WHAT IS BEING ASKED – Search the data for the word "ultérieurement" and copy every line that contains it.

Dataset excerpts:
┄┄┄┄┄┄

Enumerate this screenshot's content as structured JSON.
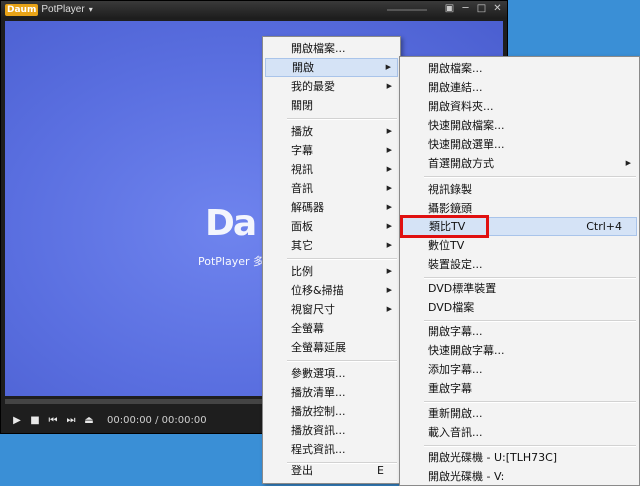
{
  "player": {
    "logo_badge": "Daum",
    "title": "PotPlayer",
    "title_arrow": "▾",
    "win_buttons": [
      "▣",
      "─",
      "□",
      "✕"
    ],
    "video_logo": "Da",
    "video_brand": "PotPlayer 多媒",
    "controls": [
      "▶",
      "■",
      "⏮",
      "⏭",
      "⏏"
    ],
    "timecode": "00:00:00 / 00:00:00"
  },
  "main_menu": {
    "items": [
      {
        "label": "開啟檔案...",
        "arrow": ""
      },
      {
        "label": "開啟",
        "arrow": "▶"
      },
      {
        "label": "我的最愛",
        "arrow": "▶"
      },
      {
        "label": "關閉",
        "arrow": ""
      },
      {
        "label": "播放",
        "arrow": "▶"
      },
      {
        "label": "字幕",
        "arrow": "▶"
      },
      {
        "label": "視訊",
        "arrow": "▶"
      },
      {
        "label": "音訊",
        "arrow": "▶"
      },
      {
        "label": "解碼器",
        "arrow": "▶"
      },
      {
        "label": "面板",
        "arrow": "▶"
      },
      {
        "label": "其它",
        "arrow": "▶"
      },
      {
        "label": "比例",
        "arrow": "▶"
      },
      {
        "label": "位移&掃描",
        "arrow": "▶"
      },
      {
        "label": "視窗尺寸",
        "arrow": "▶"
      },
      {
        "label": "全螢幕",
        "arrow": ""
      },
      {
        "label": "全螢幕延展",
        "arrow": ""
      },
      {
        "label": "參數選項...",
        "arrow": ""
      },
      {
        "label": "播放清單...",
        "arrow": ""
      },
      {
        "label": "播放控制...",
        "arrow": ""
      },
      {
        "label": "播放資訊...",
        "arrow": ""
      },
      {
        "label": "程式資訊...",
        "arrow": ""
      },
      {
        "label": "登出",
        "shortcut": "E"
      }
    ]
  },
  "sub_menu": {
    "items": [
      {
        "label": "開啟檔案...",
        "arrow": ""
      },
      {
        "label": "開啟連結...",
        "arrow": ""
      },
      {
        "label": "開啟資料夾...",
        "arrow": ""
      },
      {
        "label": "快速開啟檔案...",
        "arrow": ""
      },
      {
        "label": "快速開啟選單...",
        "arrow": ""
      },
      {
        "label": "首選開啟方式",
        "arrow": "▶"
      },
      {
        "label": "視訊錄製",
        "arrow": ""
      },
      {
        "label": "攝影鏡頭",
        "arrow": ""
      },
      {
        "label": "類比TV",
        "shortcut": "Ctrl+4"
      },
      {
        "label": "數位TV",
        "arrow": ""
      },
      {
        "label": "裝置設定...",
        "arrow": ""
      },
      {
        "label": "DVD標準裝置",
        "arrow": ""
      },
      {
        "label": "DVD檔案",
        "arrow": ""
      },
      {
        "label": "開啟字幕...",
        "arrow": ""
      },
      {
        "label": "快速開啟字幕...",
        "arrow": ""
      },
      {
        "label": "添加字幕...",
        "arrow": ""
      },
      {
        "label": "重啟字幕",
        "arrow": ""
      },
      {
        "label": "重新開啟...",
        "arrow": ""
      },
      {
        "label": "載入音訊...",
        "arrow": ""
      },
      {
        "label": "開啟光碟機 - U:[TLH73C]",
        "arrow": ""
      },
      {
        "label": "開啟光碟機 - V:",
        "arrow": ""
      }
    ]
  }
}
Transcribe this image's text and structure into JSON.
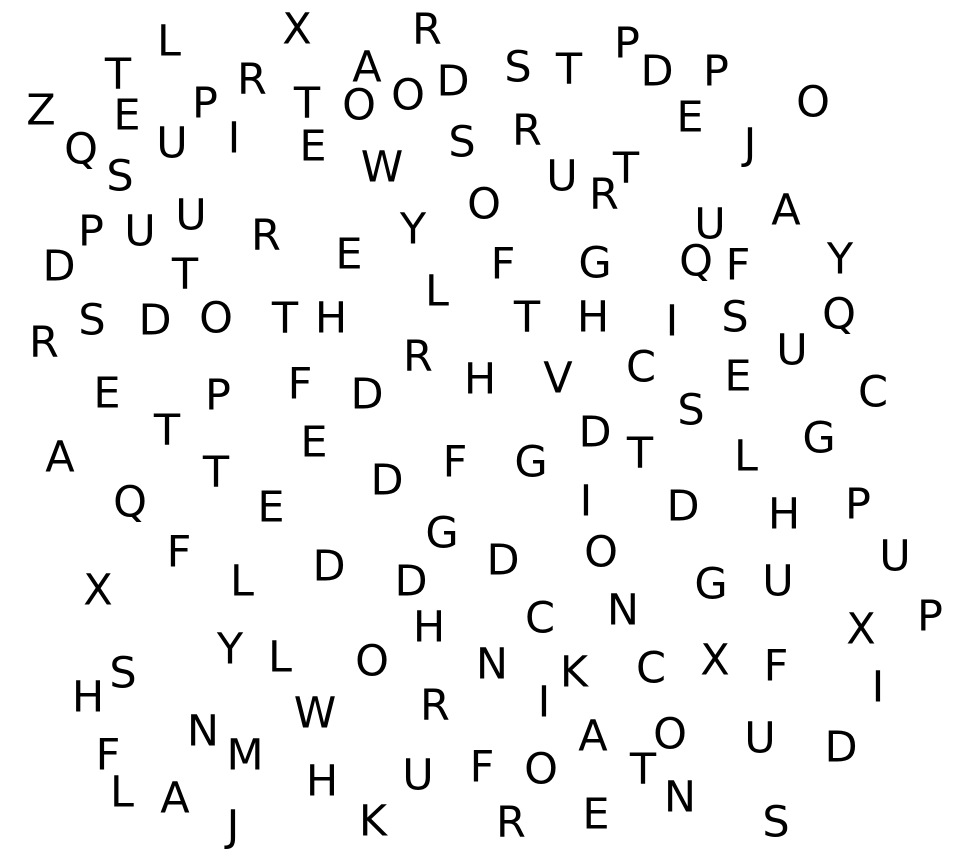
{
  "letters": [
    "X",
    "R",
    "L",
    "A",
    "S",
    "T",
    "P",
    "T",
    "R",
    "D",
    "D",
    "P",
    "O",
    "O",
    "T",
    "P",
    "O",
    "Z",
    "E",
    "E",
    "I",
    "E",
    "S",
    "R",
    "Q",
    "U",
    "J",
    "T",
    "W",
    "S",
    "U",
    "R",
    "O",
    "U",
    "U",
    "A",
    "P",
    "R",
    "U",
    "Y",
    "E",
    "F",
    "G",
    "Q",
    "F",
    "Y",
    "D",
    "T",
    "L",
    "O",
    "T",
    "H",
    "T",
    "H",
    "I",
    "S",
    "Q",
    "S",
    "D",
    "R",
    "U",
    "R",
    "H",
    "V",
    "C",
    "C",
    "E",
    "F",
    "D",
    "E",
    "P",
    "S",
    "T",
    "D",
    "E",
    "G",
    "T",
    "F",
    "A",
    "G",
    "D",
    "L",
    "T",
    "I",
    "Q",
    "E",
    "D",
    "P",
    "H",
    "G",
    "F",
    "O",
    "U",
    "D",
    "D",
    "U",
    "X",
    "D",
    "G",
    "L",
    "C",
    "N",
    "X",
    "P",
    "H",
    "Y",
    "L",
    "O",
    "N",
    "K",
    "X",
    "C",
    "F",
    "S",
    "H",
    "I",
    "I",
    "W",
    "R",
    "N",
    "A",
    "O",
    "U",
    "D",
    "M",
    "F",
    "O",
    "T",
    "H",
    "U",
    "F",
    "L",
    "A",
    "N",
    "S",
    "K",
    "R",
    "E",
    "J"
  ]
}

┄┄┄┄┄┄

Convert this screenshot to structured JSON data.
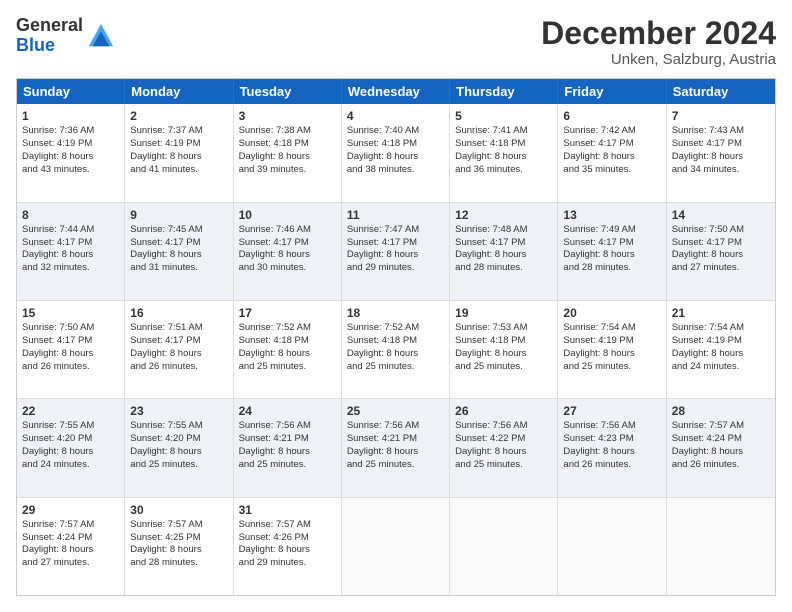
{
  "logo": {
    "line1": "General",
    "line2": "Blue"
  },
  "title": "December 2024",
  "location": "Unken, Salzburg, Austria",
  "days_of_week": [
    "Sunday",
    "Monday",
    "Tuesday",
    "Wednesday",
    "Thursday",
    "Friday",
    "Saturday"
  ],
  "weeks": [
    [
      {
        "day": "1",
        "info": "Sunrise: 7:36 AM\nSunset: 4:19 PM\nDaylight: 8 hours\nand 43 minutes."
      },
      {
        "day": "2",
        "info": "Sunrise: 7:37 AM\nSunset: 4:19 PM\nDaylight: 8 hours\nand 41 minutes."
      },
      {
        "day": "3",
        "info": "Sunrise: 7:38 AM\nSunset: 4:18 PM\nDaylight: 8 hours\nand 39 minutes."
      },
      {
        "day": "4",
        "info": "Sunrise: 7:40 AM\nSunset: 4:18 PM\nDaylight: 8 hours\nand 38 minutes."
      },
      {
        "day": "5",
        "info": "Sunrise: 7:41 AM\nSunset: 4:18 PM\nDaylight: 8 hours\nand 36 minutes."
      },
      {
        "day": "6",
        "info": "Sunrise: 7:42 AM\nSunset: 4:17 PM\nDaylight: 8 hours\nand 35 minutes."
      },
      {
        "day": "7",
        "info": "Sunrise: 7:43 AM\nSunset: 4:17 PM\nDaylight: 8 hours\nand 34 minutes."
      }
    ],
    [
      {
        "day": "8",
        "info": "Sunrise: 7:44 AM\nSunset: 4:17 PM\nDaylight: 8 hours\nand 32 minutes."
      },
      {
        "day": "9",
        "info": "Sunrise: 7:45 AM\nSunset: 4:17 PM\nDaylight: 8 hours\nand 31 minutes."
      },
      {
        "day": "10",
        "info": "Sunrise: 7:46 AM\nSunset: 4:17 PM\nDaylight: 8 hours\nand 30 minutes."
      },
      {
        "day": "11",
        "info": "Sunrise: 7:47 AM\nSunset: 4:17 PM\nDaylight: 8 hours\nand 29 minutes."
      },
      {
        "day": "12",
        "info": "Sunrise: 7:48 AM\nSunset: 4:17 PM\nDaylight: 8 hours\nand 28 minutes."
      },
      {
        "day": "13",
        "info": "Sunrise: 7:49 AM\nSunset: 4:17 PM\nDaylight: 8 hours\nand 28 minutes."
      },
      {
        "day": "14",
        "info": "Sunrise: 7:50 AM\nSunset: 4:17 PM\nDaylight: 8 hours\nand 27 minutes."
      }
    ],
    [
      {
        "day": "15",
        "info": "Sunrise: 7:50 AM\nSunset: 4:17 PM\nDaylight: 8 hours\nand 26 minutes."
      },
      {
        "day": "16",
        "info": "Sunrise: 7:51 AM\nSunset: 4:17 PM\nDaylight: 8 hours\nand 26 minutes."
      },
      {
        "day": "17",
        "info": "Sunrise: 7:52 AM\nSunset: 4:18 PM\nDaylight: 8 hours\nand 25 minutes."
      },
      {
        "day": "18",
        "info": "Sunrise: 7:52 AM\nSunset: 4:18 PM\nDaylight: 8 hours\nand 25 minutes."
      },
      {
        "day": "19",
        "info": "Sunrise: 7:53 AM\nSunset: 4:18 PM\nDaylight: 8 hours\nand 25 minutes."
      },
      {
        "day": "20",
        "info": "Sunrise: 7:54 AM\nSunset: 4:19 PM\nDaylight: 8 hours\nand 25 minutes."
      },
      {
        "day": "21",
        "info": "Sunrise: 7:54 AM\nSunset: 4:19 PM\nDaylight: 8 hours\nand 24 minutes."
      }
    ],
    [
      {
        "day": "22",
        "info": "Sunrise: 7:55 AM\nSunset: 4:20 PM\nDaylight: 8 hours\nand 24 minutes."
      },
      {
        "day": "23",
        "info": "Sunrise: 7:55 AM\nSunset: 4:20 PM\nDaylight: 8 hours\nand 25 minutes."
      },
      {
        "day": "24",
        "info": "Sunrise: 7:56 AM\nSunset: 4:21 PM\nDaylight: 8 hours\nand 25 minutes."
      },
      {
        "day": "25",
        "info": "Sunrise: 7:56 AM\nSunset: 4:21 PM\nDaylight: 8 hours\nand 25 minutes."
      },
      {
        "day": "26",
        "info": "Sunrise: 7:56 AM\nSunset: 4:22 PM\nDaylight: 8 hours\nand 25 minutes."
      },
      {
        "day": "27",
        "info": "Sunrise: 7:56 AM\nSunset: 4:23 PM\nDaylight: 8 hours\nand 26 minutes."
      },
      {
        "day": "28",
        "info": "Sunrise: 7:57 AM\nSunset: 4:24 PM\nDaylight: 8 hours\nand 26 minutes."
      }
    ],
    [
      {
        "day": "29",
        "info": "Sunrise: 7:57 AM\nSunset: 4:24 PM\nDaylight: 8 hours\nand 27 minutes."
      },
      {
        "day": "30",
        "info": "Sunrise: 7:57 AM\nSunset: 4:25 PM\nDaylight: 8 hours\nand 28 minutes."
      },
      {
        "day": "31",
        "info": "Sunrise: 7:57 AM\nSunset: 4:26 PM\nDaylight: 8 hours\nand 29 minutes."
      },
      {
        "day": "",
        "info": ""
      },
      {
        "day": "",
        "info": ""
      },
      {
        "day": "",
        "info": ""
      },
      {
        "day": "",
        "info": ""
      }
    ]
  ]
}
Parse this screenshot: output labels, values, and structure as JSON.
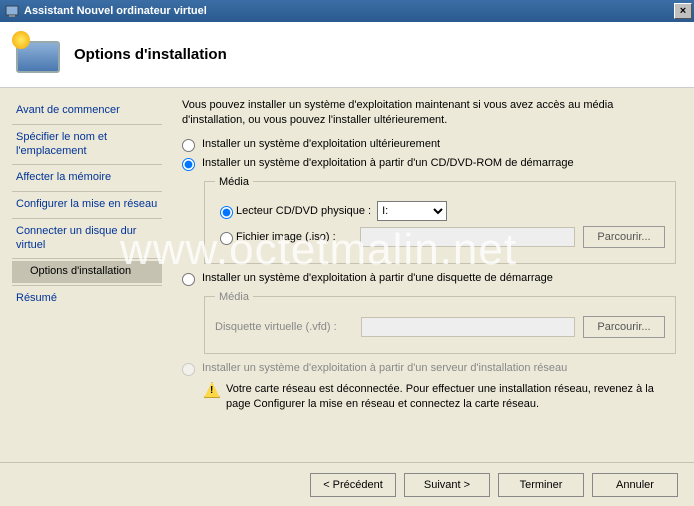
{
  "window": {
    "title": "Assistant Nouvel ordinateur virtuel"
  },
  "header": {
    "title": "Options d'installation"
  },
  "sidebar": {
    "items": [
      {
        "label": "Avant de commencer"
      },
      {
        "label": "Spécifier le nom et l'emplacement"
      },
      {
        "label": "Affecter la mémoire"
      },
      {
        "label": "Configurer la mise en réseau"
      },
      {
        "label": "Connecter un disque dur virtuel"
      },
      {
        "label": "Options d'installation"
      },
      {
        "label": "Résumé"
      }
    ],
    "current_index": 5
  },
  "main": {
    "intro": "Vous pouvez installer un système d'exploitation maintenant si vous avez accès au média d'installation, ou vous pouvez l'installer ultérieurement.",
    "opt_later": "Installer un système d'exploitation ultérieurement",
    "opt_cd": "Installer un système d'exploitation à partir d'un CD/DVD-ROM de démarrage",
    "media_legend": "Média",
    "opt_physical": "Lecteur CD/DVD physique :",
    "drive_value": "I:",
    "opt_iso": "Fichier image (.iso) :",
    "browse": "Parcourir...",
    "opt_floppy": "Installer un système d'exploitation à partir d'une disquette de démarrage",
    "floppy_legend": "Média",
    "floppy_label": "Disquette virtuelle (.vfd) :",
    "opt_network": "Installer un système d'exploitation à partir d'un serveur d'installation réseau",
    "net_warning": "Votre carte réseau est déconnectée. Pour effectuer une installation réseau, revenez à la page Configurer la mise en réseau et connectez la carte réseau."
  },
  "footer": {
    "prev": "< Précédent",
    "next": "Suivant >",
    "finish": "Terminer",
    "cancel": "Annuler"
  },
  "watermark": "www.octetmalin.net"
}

┄┄┄┄┄┄

WRITTEN SOLUTION –
    "intro": "Vous pouvez installer un système d'exploitation maintenant si vous avez accès au média d'installation, ou vous pouvez l'installer ultérieurement.",
    "opt_later": "Installer un système d'exploitation ultérieurement",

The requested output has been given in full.